-- Data --
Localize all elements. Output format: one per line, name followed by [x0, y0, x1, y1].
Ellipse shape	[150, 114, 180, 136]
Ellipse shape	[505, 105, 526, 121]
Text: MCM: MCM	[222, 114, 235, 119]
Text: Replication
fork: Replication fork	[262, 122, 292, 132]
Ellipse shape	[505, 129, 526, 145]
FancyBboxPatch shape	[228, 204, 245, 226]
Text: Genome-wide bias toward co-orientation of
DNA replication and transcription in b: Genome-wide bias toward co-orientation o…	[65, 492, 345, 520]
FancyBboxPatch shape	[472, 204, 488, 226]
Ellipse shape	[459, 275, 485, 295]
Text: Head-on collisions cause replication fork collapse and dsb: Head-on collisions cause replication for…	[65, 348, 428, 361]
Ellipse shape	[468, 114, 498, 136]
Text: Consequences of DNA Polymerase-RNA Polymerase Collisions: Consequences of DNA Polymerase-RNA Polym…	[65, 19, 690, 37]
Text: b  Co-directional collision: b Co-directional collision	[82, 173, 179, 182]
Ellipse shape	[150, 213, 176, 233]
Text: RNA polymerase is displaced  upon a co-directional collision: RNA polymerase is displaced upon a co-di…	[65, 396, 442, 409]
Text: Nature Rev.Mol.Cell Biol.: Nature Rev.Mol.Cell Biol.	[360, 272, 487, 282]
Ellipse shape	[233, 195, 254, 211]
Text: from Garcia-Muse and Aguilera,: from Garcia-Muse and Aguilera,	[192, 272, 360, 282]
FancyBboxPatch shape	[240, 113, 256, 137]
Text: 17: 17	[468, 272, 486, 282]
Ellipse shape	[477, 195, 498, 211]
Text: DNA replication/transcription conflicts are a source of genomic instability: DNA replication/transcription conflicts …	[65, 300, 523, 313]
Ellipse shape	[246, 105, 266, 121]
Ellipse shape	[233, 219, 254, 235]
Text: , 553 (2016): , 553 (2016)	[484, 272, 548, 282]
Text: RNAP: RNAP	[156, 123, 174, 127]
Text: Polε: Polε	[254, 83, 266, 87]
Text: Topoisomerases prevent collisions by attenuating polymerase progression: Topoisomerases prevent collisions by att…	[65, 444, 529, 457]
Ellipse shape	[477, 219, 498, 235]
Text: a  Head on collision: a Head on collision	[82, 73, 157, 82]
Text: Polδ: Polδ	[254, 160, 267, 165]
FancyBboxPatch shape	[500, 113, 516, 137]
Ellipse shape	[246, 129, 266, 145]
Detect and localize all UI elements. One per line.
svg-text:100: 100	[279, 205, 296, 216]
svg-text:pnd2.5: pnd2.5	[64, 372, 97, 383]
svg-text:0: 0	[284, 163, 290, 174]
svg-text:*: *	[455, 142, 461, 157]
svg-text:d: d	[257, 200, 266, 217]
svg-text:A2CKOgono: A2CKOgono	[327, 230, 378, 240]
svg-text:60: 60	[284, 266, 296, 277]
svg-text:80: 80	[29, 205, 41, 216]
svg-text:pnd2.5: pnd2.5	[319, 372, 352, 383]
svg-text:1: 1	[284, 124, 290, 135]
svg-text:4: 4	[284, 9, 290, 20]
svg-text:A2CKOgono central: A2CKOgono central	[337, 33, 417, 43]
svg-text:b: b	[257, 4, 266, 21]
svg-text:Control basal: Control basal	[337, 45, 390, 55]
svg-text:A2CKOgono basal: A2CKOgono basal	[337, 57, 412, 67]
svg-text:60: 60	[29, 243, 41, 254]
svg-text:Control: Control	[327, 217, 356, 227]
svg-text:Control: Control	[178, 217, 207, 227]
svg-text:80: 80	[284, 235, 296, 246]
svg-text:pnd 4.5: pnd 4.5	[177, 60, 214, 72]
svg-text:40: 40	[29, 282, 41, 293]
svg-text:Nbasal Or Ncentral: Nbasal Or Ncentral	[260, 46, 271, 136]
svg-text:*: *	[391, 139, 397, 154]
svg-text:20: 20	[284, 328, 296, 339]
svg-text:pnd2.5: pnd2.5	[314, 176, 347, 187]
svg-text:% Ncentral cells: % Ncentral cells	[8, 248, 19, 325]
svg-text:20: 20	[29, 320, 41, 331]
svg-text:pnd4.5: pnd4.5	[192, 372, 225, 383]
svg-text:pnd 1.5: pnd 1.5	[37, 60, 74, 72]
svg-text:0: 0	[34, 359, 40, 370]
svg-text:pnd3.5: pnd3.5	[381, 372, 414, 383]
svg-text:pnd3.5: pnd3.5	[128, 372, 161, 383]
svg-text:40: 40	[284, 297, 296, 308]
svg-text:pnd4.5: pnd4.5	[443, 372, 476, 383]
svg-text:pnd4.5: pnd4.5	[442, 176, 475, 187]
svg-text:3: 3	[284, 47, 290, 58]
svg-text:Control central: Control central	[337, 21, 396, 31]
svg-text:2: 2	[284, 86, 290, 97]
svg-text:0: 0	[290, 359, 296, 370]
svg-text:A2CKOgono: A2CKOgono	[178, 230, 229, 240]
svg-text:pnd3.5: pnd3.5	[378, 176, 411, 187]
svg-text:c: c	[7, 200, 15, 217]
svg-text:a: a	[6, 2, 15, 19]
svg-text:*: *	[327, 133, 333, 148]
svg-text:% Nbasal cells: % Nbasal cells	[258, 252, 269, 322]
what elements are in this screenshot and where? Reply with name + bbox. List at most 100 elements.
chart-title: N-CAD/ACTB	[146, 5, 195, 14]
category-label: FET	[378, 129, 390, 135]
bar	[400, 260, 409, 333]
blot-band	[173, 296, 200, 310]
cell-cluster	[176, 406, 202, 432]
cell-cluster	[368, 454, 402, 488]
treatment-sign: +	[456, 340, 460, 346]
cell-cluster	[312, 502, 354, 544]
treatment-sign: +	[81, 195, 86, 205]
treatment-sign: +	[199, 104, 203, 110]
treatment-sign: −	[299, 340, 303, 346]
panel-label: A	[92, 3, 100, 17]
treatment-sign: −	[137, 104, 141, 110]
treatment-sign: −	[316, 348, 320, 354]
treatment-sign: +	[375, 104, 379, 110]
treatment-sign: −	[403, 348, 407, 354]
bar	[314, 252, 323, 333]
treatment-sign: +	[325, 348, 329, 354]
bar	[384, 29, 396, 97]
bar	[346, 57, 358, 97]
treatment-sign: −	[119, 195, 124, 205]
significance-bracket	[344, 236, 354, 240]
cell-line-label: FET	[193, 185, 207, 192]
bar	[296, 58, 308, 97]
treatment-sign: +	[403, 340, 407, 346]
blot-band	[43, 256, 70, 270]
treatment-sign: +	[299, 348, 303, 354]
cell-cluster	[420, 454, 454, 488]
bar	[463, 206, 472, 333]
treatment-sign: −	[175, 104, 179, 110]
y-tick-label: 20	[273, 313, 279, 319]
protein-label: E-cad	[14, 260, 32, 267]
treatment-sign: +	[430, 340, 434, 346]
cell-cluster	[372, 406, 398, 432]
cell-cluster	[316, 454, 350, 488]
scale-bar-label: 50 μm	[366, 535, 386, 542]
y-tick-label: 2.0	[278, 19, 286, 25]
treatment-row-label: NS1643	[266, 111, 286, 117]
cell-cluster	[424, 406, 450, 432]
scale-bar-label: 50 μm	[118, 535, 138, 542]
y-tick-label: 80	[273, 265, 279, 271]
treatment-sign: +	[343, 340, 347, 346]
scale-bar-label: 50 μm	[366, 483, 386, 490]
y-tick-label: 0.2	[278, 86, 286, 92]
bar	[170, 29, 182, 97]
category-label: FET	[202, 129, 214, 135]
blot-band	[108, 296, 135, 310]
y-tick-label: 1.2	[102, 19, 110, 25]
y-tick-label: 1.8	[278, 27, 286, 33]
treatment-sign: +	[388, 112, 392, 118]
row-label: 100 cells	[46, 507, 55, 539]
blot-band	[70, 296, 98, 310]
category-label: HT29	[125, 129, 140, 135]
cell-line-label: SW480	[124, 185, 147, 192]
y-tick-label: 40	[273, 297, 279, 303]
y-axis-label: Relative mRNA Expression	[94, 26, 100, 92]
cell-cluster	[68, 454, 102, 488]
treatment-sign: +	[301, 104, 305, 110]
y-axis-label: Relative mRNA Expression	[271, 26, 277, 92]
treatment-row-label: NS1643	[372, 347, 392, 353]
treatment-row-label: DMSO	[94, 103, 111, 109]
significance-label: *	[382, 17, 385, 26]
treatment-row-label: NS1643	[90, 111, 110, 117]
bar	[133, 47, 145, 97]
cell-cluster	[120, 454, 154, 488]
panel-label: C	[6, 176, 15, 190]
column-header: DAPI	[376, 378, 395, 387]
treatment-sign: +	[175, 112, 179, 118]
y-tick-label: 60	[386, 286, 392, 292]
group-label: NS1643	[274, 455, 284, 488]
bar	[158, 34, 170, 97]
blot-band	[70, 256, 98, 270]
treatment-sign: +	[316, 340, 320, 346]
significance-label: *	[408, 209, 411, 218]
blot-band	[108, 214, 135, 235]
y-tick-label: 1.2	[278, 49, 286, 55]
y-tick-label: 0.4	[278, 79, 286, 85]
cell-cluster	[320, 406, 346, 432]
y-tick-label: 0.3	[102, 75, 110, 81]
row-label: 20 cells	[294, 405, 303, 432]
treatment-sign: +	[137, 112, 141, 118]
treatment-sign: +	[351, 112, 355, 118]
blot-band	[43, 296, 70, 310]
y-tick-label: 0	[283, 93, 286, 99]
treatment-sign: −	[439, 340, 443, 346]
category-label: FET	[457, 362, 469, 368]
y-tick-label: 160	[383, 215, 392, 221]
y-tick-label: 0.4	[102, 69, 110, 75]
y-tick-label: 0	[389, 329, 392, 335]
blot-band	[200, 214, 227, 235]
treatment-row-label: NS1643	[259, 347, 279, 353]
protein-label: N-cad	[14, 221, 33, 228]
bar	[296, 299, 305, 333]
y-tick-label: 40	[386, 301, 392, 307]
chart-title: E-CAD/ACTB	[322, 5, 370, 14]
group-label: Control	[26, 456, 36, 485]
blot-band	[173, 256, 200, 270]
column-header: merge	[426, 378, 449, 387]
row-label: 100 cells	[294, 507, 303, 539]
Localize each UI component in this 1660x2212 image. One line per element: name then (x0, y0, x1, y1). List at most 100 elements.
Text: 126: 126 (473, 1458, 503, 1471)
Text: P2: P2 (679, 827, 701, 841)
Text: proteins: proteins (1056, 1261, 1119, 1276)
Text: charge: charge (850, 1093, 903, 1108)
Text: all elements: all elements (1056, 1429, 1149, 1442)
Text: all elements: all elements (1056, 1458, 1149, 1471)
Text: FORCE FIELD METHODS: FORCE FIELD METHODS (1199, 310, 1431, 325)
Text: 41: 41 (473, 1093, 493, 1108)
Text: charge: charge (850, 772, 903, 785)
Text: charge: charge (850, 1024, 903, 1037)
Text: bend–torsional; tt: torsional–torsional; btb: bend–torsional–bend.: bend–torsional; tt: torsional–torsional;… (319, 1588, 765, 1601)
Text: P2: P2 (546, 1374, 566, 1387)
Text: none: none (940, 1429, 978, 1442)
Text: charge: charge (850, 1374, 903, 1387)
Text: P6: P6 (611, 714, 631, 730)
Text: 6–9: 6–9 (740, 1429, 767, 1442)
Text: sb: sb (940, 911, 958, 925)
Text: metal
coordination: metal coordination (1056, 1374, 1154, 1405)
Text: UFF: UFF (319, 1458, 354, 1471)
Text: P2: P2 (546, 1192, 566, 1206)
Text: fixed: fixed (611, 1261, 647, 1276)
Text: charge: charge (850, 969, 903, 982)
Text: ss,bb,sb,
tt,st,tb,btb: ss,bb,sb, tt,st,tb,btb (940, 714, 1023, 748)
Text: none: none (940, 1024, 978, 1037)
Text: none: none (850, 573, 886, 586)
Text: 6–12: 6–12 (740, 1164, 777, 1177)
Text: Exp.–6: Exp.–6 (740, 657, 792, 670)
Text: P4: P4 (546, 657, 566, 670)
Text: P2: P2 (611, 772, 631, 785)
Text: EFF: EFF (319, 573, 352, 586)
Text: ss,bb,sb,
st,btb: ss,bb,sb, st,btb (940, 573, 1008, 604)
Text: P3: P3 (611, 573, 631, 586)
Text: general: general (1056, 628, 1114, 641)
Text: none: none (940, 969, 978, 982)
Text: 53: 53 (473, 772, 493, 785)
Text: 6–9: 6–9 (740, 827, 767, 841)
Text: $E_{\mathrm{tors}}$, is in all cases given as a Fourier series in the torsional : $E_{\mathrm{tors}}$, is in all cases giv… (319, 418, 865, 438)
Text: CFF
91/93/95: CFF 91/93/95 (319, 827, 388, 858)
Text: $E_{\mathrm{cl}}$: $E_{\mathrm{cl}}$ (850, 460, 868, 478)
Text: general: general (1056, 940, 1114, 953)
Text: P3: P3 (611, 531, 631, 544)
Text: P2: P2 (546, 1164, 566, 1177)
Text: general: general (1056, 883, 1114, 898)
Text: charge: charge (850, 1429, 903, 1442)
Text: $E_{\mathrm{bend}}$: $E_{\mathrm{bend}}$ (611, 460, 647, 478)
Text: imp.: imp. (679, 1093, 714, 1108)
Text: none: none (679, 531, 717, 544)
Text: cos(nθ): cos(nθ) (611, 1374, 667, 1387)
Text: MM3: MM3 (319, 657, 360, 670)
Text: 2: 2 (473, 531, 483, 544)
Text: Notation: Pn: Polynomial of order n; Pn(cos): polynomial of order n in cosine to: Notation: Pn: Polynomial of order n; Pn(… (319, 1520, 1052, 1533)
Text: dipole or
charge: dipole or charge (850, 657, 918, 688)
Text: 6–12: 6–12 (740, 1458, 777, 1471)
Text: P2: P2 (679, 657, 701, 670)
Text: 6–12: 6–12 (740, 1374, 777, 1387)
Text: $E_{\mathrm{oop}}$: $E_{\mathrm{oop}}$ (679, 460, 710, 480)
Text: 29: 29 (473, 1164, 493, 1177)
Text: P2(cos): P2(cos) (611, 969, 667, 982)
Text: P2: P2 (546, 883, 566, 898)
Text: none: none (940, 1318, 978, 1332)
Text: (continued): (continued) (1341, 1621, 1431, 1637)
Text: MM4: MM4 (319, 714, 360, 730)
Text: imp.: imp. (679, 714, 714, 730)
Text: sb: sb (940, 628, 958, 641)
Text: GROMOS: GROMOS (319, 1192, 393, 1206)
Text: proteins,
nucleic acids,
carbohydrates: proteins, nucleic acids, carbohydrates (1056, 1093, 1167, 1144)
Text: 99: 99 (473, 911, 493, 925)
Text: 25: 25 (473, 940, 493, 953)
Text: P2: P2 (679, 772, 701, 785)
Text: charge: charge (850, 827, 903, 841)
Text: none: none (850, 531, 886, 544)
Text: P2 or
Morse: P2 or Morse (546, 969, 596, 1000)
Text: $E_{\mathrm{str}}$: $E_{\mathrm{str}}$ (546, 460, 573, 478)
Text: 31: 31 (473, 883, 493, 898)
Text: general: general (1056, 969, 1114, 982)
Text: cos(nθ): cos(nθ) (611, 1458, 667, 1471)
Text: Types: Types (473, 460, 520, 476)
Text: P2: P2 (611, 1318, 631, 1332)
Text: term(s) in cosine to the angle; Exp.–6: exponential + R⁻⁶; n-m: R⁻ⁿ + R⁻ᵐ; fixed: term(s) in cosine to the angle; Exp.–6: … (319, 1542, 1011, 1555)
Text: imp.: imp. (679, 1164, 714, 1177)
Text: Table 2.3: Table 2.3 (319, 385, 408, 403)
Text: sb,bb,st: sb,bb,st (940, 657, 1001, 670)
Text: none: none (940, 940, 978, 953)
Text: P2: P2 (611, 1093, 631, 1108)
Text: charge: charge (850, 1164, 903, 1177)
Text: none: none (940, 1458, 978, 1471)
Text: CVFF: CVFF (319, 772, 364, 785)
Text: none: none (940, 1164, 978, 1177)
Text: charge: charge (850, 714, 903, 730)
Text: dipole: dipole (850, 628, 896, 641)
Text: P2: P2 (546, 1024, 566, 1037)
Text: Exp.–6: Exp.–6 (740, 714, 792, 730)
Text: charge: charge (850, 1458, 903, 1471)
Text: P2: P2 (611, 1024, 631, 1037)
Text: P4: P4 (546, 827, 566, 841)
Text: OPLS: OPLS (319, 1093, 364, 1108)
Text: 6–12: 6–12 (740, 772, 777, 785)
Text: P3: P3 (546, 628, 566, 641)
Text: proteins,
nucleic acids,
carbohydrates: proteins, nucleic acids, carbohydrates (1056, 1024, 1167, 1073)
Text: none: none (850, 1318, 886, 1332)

-- Task to complete --
Each line in the data that holds the word "fixed" must be copied.

-- Written response --
Text: fixed: fixed (611, 1261, 647, 1276)
Text: term(s) in cosine to the angle; Exp.–6: exponential + R⁻⁶; n-m: R⁻ⁿ + R⁻ᵐ; fixed: term(s) in cosine to the angle; Exp.–6: … (319, 1542, 1011, 1555)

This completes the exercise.